##### The records

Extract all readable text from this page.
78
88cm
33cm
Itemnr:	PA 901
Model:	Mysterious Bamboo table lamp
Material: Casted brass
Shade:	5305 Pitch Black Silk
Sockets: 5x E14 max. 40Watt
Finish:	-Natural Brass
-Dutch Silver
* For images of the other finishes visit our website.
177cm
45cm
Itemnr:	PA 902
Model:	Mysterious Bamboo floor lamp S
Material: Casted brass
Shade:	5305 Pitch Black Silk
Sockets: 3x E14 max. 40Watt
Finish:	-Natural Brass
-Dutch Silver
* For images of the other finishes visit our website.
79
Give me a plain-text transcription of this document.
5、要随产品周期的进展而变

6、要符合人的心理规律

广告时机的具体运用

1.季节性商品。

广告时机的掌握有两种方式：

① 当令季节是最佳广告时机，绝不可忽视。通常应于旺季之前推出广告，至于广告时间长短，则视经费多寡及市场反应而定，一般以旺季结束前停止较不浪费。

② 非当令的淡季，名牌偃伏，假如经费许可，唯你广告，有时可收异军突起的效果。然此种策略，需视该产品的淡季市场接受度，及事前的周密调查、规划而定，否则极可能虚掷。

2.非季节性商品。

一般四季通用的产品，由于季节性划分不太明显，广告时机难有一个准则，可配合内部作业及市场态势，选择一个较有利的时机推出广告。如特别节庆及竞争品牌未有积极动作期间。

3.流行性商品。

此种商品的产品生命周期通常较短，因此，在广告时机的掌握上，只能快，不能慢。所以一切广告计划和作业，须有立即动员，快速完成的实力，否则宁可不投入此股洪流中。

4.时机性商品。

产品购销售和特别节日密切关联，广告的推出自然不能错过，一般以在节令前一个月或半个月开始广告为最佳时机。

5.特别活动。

##########

Exercise instructions: Determine how many lines of the records above contain the word "Bamboo", and report only that number.

Task output: 2